** Directions **
Transcribe all of the material exactly.

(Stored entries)
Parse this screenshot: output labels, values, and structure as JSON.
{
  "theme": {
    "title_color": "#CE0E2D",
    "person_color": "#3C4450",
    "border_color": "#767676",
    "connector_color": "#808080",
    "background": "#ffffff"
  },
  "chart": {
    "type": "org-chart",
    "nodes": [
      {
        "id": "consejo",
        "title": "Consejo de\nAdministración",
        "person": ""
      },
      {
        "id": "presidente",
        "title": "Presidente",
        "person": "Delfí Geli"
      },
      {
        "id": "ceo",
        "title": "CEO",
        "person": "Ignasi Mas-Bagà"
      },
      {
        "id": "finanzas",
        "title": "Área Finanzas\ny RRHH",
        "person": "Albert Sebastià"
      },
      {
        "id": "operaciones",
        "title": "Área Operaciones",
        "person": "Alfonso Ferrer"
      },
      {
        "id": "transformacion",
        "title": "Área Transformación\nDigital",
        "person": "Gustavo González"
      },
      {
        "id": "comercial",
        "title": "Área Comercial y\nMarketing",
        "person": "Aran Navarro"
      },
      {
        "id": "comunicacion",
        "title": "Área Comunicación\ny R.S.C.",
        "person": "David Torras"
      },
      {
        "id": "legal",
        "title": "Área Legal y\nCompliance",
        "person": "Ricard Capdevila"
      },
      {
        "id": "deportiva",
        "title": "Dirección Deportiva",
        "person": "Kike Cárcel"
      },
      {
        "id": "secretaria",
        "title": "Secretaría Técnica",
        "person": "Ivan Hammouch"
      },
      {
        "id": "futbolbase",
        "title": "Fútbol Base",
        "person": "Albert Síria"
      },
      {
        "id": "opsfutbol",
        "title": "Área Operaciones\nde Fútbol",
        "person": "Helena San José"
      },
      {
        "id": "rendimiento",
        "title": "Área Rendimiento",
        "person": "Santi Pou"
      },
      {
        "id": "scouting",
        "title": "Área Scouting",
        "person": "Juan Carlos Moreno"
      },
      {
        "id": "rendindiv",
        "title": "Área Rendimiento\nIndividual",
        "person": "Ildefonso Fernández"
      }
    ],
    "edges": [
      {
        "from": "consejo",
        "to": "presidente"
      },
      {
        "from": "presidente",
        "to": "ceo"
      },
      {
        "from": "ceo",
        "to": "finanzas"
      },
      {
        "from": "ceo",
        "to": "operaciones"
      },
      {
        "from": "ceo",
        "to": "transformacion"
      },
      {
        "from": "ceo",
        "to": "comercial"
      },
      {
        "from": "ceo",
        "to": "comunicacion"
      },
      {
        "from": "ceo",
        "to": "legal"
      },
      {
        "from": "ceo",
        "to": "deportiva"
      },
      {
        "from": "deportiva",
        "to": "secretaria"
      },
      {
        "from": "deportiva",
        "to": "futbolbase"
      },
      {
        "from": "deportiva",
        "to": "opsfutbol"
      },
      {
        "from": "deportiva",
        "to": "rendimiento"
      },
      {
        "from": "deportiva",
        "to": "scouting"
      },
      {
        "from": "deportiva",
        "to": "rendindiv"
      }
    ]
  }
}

** Full response **
Parse this screenshot: output labels, values, and structure as JSON.
{
  "theme": {
    "title_color": "#CE0E2D",
    "person_color": "#3C4450",
    "border_color": "#767676",
    "connector_color": "#808080",
    "background": "#ffffff"
  },
  "chart": {
    "type": "org-chart",
    "nodes": [
      {
        "id": "consejo",
        "title": "Consejo de\nAdministración",
        "person": ""
      },
      {
        "id": "presidente",
        "title": "Presidente",
        "person": "Delfí Geli"
      },
      {
        "id": "ceo",
        "title": "CEO",
        "person": "Ignasi Mas-Bagà"
      },
      {
        "id": "finanzas",
        "title": "Área Finanzas\ny RRHH",
        "person": "Albert Sebastià"
      },
      {
        "id": "operaciones",
        "title": "Área Operaciones",
        "person": "Alfonso Ferrer"
      },
      {
        "id": "transformacion",
        "title": "Área Transformación\nDigital",
        "person": "Gustavo González"
      },
      {
        "id": "comercial",
        "title": "Área Comercial y\nMarketing",
        "person": "Aran Navarro"
      },
      {
        "id": "comunicacion",
        "title": "Área Comunicación\ny R.S.C.",
        "person": "David Torras"
      },
      {
        "id": "legal",
        "title": "Área Legal y\nCompliance",
        "person": "Ricard Capdevila"
      },
      {
        "id": "deportiva",
        "title": "Dirección Deportiva",
        "person": "Kike Cárcel"
      },
      {
        "id": "secretaria",
        "title": "Secretaría Técnica",
        "person": "Ivan Hammouch"
      },
      {
        "id": "futbolbase",
        "title": "Fútbol Base",
        "person": "Albert Síria"
      },
      {
        "id": "opsfutbol",
        "title": "Área Operaciones\nde Fútbol",
        "person": "Helena San José"
      },
      {
        "id": "rendimiento",
        "title": "Área Rendimiento",
        "person": "Santi Pou"
      },
      {
        "id": "scouting",
        "title": "Área Scouting",
        "person": "Juan Carlos Moreno"
      },
      {
        "id": "rendindiv",
        "title": "Área Rendimiento\nIndividual",
        "person": "Ildefonso Fernández"
      }
    ],
    "edges": [
      {
        "from": "consejo",
        "to": "presidente"
      },
      {
        "from": "presidente",
        "to": "ceo"
      },
      {
        "from": "ceo",
        "to": "finanzas"
      },
      {
        "from": "ceo",
        "to": "operaciones"
      },
      {
        "from": "ceo",
        "to": "transformacion"
      },
      {
        "from": "ceo",
        "to": "comercial"
      },
      {
        "from": "ceo",
        "to": "comunicacion"
      },
      {
        "from": "ceo",
        "to": "legal"
      },
      {
        "from": "ceo",
        "to": "deportiva"
      },
      {
        "from": "deportiva",
        "to": "secretaria"
      },
      {
        "from": "deportiva",
        "to": "futbolbase"
      },
      {
        "from": "deportiva",
        "to": "opsfutbol"
      },
      {
        "from": "deportiva",
        "to": "rendimiento"
      },
      {
        "from": "deportiva",
        "to": "scouting"
      },
      {
        "from": "deportiva",
        "to": "rendindiv"
      }
    ]
  }
}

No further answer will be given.